Data records
* * *
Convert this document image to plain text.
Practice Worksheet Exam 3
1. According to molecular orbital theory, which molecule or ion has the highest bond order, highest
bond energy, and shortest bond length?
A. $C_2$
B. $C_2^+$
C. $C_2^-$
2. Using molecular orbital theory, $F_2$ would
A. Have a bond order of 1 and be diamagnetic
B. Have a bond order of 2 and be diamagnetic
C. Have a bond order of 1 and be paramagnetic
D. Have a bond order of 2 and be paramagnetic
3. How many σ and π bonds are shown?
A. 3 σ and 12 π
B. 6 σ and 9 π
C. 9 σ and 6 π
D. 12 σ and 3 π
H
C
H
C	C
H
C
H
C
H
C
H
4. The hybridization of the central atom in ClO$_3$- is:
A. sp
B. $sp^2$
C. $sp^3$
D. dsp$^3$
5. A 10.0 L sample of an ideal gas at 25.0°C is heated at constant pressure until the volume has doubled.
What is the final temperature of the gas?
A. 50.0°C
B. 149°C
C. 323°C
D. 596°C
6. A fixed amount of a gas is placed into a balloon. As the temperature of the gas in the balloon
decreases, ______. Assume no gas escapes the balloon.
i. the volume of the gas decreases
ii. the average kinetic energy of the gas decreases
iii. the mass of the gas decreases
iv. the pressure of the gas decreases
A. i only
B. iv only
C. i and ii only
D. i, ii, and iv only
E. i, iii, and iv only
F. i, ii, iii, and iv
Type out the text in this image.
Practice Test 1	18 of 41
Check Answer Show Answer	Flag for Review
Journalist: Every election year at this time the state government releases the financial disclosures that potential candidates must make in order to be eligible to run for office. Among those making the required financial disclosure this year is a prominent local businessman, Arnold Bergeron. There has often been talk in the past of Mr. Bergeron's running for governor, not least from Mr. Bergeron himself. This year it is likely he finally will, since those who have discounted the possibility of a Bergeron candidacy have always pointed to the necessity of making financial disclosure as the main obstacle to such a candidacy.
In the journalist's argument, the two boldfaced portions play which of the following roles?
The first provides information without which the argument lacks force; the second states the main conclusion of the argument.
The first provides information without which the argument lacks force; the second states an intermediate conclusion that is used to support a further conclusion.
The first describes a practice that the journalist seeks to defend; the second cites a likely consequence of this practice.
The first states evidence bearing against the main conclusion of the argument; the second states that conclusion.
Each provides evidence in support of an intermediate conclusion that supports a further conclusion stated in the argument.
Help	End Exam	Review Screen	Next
* * *
• What this task involves:
Transcribe all entries exactly as they are given.

• The result:
Convert this document image to plain text.
Practice Worksheet Exam 3
1. According to molecular orbital theory, which molecule or ion has the highest bond order, highest
bond energy, and shortest bond length?
A. $C_2$
B. $C_2^+$
C. $C_2^-$
2. Using molecular orbital theory, $F_2$ would
A. Have a bond order of 1 and be diamagnetic
B. Have a bond order of 2 and be diamagnetic
C. Have a bond order of 1 and be paramagnetic
D. Have a bond order of 2 and be paramagnetic
3. How many σ and π bonds are shown?
A. 3 σ and 12 π
B. 6 σ and 9 π
C. 9 σ and 6 π
D. 12 σ and 3 π
H
C
H
C	C
H
C
H
C
H
C
H
4. The hybridization of the central atom in ClO$_3$- is:
A. sp
B. $sp^2$
C. $sp^3$
D. dsp$^3$
5. A 10.0 L sample of an ideal gas at 25.0°C is heated at constant pressure until the volume has doubled.
What is the final temperature of the gas?
A. 50.0°C
B. 149°C
C. 323°C
D. 596°C
6. A fixed amount of a gas is placed into a balloon. As the temperature of the gas in the balloon
decreases, ______. Assume no gas escapes the balloon.
i. the volume of the gas decreases
ii. the average kinetic energy of the gas decreases
iii. the mass of the gas decreases
iv. the pressure of the gas decreases
A. i only
B. iv only
C. i and ii only
D. i, ii, and iv only
E. i, iii, and iv only
F. i, ii, iii, and iv
Type out the text in this image.
Practice Test 1	18 of 41
Check Answer Show Answer	Flag for Review
Journalist: Every election year at this time the state government releases the financial disclosures that potential candidates must make in order to be eligible to run for office. Among those making the required financial disclosure this year is a prominent local businessman, Arnold Bergeron. There has often been talk in the past of Mr. Bergeron's running for governor, not least from Mr. Bergeron himself. This year it is likely he finally will, since those who have discounted the possibility of a Bergeron candidacy have always pointed to the necessity of making financial disclosure as the main obstacle to such a candidacy.
In the journalist's argument, the two boldfaced portions play which of the following roles?
The first provides information without which the argument lacks force; the second states the main conclusion of the argument.
The first provides information without which the argument lacks force; the second states an intermediate conclusion that is used to support a further conclusion.
The first describes a practice that the journalist seeks to defend; the second cites a likely consequence of this practice.
The first states evidence bearing against the main conclusion of the argument; the second states that conclusion.
Each provides evidence in support of an intermediate conclusion that supports a further conclusion stated in the argument.
Help	End Exam	Review Screen	Next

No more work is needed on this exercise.